Stated problem: Your task is to give the data again, exactly, with every line intact.

Provided records:
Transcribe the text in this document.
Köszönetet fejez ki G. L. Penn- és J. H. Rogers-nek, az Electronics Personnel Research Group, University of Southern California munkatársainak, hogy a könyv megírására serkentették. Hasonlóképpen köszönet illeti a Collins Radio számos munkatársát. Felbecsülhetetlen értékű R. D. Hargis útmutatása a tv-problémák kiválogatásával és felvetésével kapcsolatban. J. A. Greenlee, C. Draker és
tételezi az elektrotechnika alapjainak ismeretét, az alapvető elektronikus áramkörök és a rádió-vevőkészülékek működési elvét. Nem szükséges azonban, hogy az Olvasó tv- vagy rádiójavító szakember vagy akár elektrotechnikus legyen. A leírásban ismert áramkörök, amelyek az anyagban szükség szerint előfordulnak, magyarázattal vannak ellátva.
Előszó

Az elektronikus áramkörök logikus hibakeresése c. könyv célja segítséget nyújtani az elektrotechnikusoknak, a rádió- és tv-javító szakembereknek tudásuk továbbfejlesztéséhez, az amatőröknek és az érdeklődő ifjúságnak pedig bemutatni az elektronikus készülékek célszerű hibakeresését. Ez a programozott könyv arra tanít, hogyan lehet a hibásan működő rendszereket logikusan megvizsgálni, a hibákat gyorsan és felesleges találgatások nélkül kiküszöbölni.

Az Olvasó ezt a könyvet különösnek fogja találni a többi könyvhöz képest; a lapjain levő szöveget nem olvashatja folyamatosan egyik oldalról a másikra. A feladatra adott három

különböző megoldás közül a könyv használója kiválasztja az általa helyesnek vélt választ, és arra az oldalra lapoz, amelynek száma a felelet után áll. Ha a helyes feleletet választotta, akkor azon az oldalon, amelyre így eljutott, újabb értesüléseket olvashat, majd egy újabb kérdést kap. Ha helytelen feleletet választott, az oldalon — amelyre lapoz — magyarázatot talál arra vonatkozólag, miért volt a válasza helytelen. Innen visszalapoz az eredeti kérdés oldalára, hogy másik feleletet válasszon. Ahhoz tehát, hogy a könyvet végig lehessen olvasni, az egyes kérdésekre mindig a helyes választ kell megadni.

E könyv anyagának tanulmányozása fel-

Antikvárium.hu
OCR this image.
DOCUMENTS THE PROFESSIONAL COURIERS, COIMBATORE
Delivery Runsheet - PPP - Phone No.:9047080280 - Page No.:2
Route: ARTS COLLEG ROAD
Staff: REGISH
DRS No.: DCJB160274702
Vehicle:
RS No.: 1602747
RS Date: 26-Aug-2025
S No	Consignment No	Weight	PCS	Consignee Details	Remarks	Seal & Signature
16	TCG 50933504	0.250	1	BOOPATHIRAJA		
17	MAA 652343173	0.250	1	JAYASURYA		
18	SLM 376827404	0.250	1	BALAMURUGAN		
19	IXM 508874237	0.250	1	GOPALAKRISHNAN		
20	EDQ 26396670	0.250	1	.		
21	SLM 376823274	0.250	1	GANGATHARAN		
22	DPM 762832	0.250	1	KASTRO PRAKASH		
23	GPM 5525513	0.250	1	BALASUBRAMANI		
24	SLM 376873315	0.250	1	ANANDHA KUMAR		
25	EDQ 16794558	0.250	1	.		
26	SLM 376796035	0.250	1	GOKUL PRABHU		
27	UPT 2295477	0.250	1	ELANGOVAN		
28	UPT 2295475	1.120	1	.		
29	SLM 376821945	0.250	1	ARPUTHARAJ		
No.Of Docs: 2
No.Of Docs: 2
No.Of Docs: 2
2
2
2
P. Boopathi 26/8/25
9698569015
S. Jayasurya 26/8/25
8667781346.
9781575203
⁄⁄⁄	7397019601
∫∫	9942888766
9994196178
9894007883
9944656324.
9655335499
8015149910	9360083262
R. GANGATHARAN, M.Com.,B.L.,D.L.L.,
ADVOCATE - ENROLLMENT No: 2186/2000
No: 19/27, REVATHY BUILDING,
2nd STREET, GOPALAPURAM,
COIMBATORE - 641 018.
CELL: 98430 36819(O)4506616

Answer for the task:
Transcribe the text in this document.
Köszönetet fejez ki G. L. Penn- és J. H. Rogers-nek, az Electronics Personnel Research Group, University of Southern California munkatársainak, hogy a könyv megírására serkentették. Hasonlóképpen köszönet illeti a Collins Radio számos munkatársát. Felbecsülhetetlen értékű R. D. Hargis útmutatása a tv-problémák kiválogatásával és felvetésével kapcsolatban. J. A. Greenlee, C. Draker és
tételezi az elektrotechnika alapjainak ismeretét, az alapvető elektronikus áramkörök és a rádió-vevőkészülékek működési elvét. Nem szükséges azonban, hogy az Olvasó tv- vagy rádiójavító szakember vagy akár elektrotechnikus legyen. A leírásban ismert áramkörök, amelyek az anyagban szükség szerint előfordulnak, magyarázattal vannak ellátva.
Előszó

Az elektronikus áramkörök logikus hibakeresése c. könyv célja segítséget nyújtani az elektrotechnikusoknak, a rádió- és tv-javító szakembereknek tudásuk továbbfejlesztéséhez, az amatőröknek és az érdeklődő ifjúságnak pedig bemutatni az elektronikus készülékek célszerű hibakeresését. Ez a programozott könyv arra tanít, hogyan lehet a hibásan működő rendszereket logikusan megvizsgálni, a hibákat gyorsan és felesleges találgatások nélkül kiküszöbölni.

Az Olvasó ezt a könyvet különösnek fogja találni a többi könyvhöz képest; a lapjain levő szöveget nem olvashatja folyamatosan egyik oldalról a másikra. A feladatra adott három

különböző megoldás közül a könyv használója kiválasztja az általa helyesnek vélt választ, és arra az oldalra lapoz, amelynek száma a felelet után áll. Ha a helyes feleletet választotta, akkor azon az oldalon, amelyre így eljutott, újabb értesüléseket olvashat, majd egy újabb kérdést kap. Ha helytelen feleletet választott, az oldalon — amelyre lapoz — magyarázatot talál arra vonatkozólag, miért volt a válasza helytelen. Innen visszalapoz az eredeti kérdés oldalára, hogy másik feleletet válasszon. Ahhoz tehát, hogy a könyvet végig lehessen olvasni, az egyes kérdésekre mindig a helyes választ kell megadni.

E könyv anyagának tanulmányozása fel-

Antikvárium.hu
OCR this image.
DOCUMENTS THE PROFESSIONAL COURIERS, COIMBATORE
Delivery Runsheet - PPP - Phone No.:9047080280 - Page No.:2
Route: ARTS COLLEG ROAD
Staff: REGISH
DRS No.: DCJB160274702
Vehicle:
RS No.: 1602747
RS Date: 26-Aug-2025
S No	Consignment No	Weight	PCS	Consignee Details	Remarks	Seal & Signature
16	TCG 50933504	0.250	1	BOOPATHIRAJA		
17	MAA 652343173	0.250	1	JAYASURYA		
18	SLM 376827404	0.250	1	BALAMURUGAN		
19	IXM 508874237	0.250	1	GOPALAKRISHNAN		
20	EDQ 26396670	0.250	1	.		
21	SLM 376823274	0.250	1	GANGATHARAN		
22	DPM 762832	0.250	1	KASTRO PRAKASH		
23	GPM 5525513	0.250	1	BALASUBRAMANI		
24	SLM 376873315	0.250	1	ANANDHA KUMAR		
25	EDQ 16794558	0.250	1	.		
26	SLM 376796035	0.250	1	GOKUL PRABHU		
27	UPT 2295477	0.250	1	ELANGOVAN		
28	UPT 2295475	1.120	1	.		
29	SLM 376821945	0.250	1	ARPUTHARAJ		
No.Of Docs: 2
No.Of Docs: 2
No.Of Docs: 2
2
2
2
P. Boopathi 26/8/25
9698569015
S. Jayasurya 26/8/25
8667781346.
9781575203
⁄⁄⁄	7397019601
∫∫	9942888766
9994196178
9894007883
9944656324.
9655335499
8015149910	9360083262
R. GANGATHARAN, M.Com.,B.L.,D.L.L.,
ADVOCATE - ENROLLMENT No: 2186/2000
No: 19/27, REVATHY BUILDING,
2nd STREET, GOPALAPURAM,
COIMBATORE - 641 018.
CELL: 98430 36819(O)4506616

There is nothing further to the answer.